### Aufgaben:
A - Für wie viele der 22 Lose sollte Fresenius laut dem Text über die AOK-Ausschreibung die Rezepturen liefern?
B - Schreiben Sie den Text über die AOK-Ausschreibung ab seinem letzten Satz weiter.

Bei der Ausschreibung der AOK war Fresenius der große Gewinner. Als Unterauftragnehmer sollte der Konzern die Rezepturen für die Hälfte der 22 Lose liefern: Partner waren die Diemeltal-Apotheke im nordrhein-westfälischen Marsberg, die Apotheke im Elisenpalais in Aschaffenburg, die Fortuna Apotheke aus Mannheim sowie die Lahn-Apotheke aus Marburg.
Seit Dezember vergangenen Jahres sollten die AOK-Versicherten in Hessen exklusiv von den Ausschreibungsgewinnern beliefert werden. Doch viele Ärzte versorgten ihre Krebspatienten weiterhin über die gewohnte Apotheke; die AOK war mit der Umsetzungsquote alles andere als zufrieden.

Datensätze
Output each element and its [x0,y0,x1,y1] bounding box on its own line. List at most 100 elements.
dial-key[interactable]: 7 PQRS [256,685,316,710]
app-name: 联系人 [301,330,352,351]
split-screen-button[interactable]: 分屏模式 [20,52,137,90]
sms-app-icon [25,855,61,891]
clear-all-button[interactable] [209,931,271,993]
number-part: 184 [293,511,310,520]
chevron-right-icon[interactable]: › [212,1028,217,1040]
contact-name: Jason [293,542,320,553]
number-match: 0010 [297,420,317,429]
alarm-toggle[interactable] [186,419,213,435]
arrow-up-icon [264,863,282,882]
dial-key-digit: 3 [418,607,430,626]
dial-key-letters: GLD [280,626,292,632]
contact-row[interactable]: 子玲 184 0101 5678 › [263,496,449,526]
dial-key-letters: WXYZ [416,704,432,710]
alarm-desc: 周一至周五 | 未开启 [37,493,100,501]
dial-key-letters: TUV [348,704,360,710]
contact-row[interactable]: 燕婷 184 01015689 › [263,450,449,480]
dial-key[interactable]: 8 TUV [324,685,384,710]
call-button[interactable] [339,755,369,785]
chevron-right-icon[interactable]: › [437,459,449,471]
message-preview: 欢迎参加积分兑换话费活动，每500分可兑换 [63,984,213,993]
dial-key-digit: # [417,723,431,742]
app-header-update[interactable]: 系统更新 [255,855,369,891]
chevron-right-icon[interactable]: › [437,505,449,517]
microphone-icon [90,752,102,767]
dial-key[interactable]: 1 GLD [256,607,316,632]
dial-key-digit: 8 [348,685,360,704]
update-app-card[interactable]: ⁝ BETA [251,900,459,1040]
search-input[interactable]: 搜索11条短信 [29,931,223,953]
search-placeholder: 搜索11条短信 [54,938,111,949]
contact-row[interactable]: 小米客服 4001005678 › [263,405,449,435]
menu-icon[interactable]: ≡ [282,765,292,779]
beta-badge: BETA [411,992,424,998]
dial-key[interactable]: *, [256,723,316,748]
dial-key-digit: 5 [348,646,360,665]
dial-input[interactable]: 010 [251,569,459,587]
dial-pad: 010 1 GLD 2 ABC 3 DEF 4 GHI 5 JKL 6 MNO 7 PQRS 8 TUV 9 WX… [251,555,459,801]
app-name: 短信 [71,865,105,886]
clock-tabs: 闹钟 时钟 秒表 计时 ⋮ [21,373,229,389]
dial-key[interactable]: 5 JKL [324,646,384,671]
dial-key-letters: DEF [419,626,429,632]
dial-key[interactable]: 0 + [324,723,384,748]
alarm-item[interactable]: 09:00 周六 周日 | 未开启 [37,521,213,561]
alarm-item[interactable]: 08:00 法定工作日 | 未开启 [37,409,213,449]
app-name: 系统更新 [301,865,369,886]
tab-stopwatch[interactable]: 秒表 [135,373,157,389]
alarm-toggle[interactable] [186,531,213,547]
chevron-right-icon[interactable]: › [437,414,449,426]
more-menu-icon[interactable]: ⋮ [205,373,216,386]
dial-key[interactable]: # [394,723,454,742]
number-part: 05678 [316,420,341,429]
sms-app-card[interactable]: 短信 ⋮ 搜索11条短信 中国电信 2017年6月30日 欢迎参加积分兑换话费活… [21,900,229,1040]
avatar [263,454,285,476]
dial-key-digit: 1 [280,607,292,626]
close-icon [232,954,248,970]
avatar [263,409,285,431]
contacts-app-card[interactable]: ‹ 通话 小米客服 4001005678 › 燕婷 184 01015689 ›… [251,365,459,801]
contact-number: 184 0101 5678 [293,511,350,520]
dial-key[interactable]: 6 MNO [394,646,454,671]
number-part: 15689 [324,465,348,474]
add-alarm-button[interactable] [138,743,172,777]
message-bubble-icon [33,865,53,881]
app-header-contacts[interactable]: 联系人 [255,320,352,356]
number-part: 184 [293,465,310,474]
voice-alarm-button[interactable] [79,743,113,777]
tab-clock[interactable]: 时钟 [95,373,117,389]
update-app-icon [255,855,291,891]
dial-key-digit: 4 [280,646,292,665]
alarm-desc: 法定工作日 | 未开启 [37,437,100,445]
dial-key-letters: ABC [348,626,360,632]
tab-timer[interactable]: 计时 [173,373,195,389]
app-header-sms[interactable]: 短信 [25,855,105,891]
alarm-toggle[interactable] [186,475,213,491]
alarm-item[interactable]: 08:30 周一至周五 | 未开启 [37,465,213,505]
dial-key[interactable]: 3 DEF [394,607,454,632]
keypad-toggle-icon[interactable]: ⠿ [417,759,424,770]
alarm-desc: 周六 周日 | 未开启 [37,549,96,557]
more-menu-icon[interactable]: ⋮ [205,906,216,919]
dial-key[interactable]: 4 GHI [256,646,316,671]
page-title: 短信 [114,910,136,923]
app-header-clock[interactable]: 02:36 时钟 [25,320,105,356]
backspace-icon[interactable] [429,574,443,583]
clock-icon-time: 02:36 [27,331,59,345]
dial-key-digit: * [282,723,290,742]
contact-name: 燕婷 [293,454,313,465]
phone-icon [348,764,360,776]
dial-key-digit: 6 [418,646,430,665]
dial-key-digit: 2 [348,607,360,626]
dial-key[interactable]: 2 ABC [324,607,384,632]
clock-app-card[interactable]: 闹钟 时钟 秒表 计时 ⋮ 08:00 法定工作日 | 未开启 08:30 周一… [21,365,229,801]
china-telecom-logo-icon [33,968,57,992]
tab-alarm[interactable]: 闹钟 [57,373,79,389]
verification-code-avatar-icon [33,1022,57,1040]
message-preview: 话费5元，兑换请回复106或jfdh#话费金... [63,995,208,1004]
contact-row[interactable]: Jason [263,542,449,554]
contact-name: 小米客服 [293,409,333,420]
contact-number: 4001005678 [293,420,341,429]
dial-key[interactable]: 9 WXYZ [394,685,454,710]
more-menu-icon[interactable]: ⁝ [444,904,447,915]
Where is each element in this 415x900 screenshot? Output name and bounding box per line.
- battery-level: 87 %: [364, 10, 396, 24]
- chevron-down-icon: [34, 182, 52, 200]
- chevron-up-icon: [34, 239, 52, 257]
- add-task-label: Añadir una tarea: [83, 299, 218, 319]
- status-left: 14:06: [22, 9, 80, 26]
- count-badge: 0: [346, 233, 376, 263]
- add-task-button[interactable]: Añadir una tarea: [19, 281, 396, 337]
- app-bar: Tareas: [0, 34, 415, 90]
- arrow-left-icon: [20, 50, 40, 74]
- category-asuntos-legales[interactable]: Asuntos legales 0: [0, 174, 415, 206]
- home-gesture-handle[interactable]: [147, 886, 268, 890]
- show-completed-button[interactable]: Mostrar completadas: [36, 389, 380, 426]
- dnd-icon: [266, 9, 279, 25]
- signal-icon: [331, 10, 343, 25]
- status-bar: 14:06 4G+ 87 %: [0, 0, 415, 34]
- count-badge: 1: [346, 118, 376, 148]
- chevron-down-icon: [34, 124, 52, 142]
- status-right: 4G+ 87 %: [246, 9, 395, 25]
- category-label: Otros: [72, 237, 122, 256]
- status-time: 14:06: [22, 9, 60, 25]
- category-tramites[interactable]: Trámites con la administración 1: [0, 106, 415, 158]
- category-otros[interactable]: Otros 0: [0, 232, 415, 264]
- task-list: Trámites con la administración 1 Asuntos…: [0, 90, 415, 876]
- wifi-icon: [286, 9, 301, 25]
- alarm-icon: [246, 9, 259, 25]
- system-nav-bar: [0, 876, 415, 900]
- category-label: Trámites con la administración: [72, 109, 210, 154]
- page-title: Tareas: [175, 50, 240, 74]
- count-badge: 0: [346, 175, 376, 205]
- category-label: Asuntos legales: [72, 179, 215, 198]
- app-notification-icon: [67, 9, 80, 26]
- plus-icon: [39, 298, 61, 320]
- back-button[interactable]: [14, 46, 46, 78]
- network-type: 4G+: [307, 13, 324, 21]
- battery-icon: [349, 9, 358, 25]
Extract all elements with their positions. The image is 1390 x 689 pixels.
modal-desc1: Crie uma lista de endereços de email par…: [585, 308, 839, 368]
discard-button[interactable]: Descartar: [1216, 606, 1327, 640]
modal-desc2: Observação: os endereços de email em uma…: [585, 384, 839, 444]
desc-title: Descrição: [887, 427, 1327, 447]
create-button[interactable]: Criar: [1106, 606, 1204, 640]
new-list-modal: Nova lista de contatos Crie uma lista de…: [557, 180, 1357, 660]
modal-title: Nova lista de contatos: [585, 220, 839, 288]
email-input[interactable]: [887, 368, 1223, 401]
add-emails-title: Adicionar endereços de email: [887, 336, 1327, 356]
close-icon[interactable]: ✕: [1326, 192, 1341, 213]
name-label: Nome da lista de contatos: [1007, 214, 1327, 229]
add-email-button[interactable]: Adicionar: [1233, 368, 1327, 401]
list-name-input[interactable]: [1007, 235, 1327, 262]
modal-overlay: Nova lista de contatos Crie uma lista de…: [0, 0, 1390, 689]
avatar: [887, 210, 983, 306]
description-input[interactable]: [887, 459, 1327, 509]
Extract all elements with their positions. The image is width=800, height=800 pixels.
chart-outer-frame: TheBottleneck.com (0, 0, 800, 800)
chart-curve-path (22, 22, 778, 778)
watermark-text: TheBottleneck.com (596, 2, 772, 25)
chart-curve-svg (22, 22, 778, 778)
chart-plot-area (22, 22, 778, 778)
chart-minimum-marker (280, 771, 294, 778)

### Antworten:
A - Für die Hälfte der 22 Lose.

B -
Selbst massive Retaxationen führten nicht dazu, dass mehr Rezepte bei den Vertragspartnern eingelöst wurden. Stattdessen verlor die Kasse gleich zwei Gerichtsverfahren auf ganzer Linie: Eine Einschränkung der freien Apothekenwahl sei nirgends im Sozialgesetzbuch vorgesehen, so die Richter in Darmstadt und Marburg.
Schon im Juni liefen der AOK die ersten Vertragspartner davon, darunter mit der Lahn-Apotheke ein Partner von Fresenius. Jetzt zieht womöglich auch der Konzern enttäuscht die Reißleine. Wenn nach der Barmer in Nordrhein-Westfalen auch die AOK in Hessen nicht mit Selektivverträgen in der Fläche durchkommt, dürften deutschlandweite Ausschreibungen auf absehbare Zeit vom Tisch sein. Nur in Berlin gibt es noch Exklusivverträge mit Zytoservice und GHD.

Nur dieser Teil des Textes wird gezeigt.